[Dataset excerpts]
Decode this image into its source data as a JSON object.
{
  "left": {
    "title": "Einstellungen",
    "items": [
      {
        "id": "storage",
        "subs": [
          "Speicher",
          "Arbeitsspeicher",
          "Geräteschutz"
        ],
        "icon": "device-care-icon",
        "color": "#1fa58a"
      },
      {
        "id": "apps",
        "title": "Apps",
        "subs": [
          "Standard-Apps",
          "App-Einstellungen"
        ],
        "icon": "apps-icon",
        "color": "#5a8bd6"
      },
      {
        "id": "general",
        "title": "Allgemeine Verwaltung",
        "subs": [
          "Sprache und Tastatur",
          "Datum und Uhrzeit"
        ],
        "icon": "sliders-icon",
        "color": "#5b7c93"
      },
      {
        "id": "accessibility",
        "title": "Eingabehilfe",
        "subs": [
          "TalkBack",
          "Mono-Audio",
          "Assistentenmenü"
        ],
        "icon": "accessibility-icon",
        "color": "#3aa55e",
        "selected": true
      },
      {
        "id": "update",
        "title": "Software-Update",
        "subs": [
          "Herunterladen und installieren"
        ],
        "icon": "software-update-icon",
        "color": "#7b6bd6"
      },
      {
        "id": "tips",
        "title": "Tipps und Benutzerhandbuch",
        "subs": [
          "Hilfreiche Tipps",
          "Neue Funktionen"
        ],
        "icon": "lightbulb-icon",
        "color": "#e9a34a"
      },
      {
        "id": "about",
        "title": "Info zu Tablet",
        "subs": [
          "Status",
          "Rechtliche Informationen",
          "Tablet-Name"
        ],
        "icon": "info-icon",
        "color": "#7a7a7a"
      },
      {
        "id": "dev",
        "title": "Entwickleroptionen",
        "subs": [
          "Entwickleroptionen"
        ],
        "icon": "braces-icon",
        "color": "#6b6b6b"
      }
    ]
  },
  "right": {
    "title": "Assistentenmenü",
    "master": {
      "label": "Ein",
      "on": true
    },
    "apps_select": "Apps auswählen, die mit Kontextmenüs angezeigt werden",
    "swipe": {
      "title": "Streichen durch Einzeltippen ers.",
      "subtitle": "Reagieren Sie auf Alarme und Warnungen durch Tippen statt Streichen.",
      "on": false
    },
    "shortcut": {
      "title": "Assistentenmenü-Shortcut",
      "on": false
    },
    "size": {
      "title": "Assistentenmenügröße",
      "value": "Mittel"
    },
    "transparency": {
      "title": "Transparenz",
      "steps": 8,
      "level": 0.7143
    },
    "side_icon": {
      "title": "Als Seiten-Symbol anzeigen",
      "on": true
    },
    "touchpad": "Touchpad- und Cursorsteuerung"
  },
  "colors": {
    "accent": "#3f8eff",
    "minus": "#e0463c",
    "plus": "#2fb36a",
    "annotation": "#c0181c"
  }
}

| Problem description |
Extract all lines of the records above that include "accessibility".

| Output of the task |
        "id": "accessibility",
        "icon": "accessibility-icon",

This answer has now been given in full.